╭──

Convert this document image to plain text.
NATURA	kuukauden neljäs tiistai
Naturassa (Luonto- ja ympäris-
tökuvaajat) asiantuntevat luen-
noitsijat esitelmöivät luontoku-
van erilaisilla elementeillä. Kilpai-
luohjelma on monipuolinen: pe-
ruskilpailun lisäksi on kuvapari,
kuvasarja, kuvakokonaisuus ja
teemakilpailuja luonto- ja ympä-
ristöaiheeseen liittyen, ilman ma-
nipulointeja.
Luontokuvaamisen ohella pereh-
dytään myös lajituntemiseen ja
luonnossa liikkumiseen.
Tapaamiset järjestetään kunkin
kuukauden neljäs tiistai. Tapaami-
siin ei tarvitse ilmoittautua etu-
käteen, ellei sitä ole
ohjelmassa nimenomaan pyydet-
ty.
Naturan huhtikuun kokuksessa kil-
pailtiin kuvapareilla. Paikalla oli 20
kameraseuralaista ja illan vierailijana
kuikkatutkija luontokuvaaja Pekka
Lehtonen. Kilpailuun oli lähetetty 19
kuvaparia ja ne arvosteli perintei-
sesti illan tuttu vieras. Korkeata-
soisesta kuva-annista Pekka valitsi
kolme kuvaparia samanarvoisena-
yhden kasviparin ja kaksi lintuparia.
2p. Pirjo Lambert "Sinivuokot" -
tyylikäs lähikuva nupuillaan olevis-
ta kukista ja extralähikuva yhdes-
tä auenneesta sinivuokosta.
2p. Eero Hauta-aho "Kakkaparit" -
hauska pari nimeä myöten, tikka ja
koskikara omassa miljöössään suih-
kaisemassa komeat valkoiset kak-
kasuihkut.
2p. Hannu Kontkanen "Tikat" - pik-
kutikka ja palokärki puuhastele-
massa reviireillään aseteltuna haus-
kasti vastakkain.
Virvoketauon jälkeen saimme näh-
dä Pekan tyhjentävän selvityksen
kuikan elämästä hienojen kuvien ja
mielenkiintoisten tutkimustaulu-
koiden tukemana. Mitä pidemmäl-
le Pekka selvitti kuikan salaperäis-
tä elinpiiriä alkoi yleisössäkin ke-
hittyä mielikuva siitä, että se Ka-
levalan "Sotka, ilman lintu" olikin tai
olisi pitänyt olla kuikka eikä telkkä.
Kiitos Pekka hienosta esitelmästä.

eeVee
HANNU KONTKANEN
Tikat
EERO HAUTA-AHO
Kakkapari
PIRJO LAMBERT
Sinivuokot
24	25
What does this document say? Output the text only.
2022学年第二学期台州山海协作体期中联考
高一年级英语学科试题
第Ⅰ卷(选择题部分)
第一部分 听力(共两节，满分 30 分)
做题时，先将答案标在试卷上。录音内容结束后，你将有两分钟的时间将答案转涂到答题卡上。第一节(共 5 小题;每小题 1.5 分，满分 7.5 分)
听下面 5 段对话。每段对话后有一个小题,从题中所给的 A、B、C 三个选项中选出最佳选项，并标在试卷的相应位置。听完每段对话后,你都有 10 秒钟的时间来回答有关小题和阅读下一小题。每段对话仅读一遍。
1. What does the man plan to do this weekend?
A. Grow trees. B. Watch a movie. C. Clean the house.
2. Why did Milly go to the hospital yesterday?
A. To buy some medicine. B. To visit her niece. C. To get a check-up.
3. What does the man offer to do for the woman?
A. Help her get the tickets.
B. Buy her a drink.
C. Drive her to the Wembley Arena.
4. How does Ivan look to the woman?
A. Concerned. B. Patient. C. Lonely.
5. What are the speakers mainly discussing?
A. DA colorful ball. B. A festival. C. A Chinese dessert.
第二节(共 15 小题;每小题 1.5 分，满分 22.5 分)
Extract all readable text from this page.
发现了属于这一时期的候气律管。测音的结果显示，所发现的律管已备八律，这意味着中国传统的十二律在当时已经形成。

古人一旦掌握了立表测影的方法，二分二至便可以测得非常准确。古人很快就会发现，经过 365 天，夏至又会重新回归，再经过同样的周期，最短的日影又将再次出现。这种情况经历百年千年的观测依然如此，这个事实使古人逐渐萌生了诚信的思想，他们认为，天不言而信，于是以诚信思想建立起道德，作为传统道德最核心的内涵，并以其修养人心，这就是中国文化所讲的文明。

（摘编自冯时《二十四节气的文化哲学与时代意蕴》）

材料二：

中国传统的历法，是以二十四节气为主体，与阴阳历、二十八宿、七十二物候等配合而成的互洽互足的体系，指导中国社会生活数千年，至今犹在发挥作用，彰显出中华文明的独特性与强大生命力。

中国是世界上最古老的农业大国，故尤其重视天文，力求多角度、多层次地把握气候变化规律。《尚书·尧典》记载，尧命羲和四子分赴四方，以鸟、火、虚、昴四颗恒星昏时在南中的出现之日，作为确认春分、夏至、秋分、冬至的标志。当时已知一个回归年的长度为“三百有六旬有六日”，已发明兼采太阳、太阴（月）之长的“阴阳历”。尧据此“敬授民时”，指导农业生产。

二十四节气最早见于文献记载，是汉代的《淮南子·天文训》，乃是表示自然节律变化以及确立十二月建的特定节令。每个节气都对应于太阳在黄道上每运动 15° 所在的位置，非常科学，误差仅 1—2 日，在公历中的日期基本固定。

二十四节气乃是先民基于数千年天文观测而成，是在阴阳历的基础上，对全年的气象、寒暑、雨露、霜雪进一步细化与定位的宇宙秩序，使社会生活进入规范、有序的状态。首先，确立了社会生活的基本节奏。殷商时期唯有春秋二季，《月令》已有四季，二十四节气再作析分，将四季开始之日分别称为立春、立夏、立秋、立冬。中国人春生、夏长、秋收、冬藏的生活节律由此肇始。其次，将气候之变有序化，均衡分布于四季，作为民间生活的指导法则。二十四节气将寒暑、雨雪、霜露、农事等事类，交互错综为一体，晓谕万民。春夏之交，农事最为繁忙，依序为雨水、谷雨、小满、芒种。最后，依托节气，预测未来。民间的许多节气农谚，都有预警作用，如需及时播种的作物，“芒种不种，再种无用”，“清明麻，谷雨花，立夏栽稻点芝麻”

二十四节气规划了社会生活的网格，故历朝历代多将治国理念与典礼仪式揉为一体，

╰──

__Prompt__. Extract the data in full. Keep it word for word.

__Result of this task__.
Convert this document image to plain text.
NATURA	kuukauden neljäs tiistai
Naturassa (Luonto- ja ympäris-
tökuvaajat) asiantuntevat luen-
noitsijat esitelmöivät luontoku-
van erilaisilla elementeillä. Kilpai-
luohjelma on monipuolinen: pe-
ruskilpailun lisäksi on kuvapari,
kuvasarja, kuvakokonaisuus ja
teemakilpailuja luonto- ja ympä-
ristöaiheeseen liittyen, ilman ma-
nipulointeja.
Luontokuvaamisen ohella pereh-
dytään myös lajituntemiseen ja
luonnossa liikkumiseen.
Tapaamiset järjestetään kunkin
kuukauden neljäs tiistai. Tapaami-
siin ei tarvitse ilmoittautua etu-
käteen, ellei sitä ole
ohjelmassa nimenomaan pyydet-
ty.
Naturan huhtikuun kokuksessa kil-
pailtiin kuvapareilla. Paikalla oli 20
kameraseuralaista ja illan vierailijana
kuikkatutkija luontokuvaaja Pekka
Lehtonen. Kilpailuun oli lähetetty 19
kuvaparia ja ne arvosteli perintei-
sesti illan tuttu vieras. Korkeata-
soisesta kuva-annista Pekka valitsi
kolme kuvaparia samanarvoisena-
yhden kasviparin ja kaksi lintuparia.
2p. Pirjo Lambert "Sinivuokot" -
tyylikäs lähikuva nupuillaan olevis-
ta kukista ja extralähikuva yhdes-
tä auenneesta sinivuokosta.
2p. Eero Hauta-aho "Kakkaparit" -
hauska pari nimeä myöten, tikka ja
koskikara omassa miljöössään suih-
kaisemassa komeat valkoiset kak-
kasuihkut.
2p. Hannu Kontkanen "Tikat" - pik-
kutikka ja palokärki puuhastele-
massa reviireillään aseteltuna haus-
kasti vastakkain.
Virvoketauon jälkeen saimme näh-
dä Pekan tyhjentävän selvityksen
kuikan elämästä hienojen kuvien ja
mielenkiintoisten tutkimustaulu-
koiden tukemana. Mitä pidemmäl-
le Pekka selvitti kuikan salaperäis-
tä elinpiiriä alkoi yleisössäkin ke-
hittyä mielikuva siitä, että se Ka-
levalan "Sotka, ilman lintu" olikin tai
olisi pitänyt olla kuikka eikä telkkä.
Kiitos Pekka hienosta esitelmästä.

eeVee
HANNU KONTKANEN
Tikat
EERO HAUTA-AHO
Kakkapari
PIRJO LAMBERT
Sinivuokot
24	25
What does this document say? Output the text only.
2022学年第二学期台州山海协作体期中联考
高一年级英语学科试题
第Ⅰ卷(选择题部分)
第一部分 听力(共两节，满分 30 分)
做题时，先将答案标在试卷上。录音内容结束后，你将有两分钟的时间将答案转涂到答题卡上。第一节(共 5 小题;每小题 1.5 分，满分 7.5 分)
听下面 5 段对话。每段对话后有一个小题,从题中所给的 A、B、C 三个选项中选出最佳选项，并标在试卷的相应位置。听完每段对话后,你都有 10 秒钟的时间来回答有关小题和阅读下一小题。每段对话仅读一遍。
1. What does the man plan to do this weekend?
A. Grow trees. B. Watch a movie. C. Clean the house.
2. Why did Milly go to the hospital yesterday?
A. To buy some medicine. B. To visit her niece. C. To get a check-up.
3. What does the man offer to do for the woman?
A. Help her get the tickets.
B. Buy her a drink.
C. Drive her to the Wembley Arena.
4. How does Ivan look to the woman?
A. Concerned. B. Patient. C. Lonely.
5. What are the speakers mainly discussing?
A. DA colorful ball. B. A festival. C. A Chinese dessert.
第二节(共 15 小题;每小题 1.5 分，满分 22.5 分)
Extract all readable text from this page.
发现了属于这一时期的候气律管。测音的结果显示，所发现的律管已备八律，这意味着中国传统的十二律在当时已经形成。

古人一旦掌握了立表测影的方法，二分二至便可以测得非常准确。古人很快就会发现，经过 365 天，夏至又会重新回归，再经过同样的周期，最短的日影又将再次出现。这种情况经历百年千年的观测依然如此，这个事实使古人逐渐萌生了诚信的思想，他们认为，天不言而信，于是以诚信思想建立起道德，作为传统道德最核心的内涵，并以其修养人心，这就是中国文化所讲的文明。

（摘编自冯时《二十四节气的文化哲学与时代意蕴》）

材料二：

中国传统的历法，是以二十四节气为主体，与阴阳历、二十八宿、七十二物候等配合而成的互洽互足的体系，指导中国社会生活数千年，至今犹在发挥作用，彰显出中华文明的独特性与强大生命力。

中国是世界上最古老的农业大国，故尤其重视天文，力求多角度、多层次地把握气候变化规律。《尚书·尧典》记载，尧命羲和四子分赴四方，以鸟、火、虚、昴四颗恒星昏时在南中的出现之日，作为确认春分、夏至、秋分、冬至的标志。当时已知一个回归年的长度为“三百有六旬有六日”，已发明兼采太阳、太阴（月）之长的“阴阳历”。尧据此“敬授民时”，指导农业生产。

二十四节气最早见于文献记载，是汉代的《淮南子·天文训》，乃是表示自然节律变化以及确立十二月建的特定节令。每个节气都对应于太阳在黄道上每运动 15° 所在的位置，非常科学，误差仅 1—2 日，在公历中的日期基本固定。

二十四节气乃是先民基于数千年天文观测而成，是在阴阳历的基础上，对全年的气象、寒暑、雨露、霜雪进一步细化与定位的宇宙秩序，使社会生活进入规范、有序的状态。首先，确立了社会生活的基本节奏。殷商时期唯有春秋二季，《月令》已有四季，二十四节气再作析分，将四季开始之日分别称为立春、立夏、立秋、立冬。中国人春生、夏长、秋收、冬藏的生活节律由此肇始。其次，将气候之变有序化，均衡分布于四季，作为民间生活的指导法则。二十四节气将寒暑、雨雪、霜露、农事等事类，交互错综为一体，晓谕万民。春夏之交，农事最为繁忙，依序为雨水、谷雨、小满、芒种。最后，依托节气，预测未来。民间的许多节气农谚，都有预警作用，如需及时播种的作物，“芒种不种，再种无用”，“清明麻，谷雨花，立夏栽稻点芝麻”

二十四节气规划了社会生活的网格，故历朝历代多将治国理念与典礼仪式揉为一体，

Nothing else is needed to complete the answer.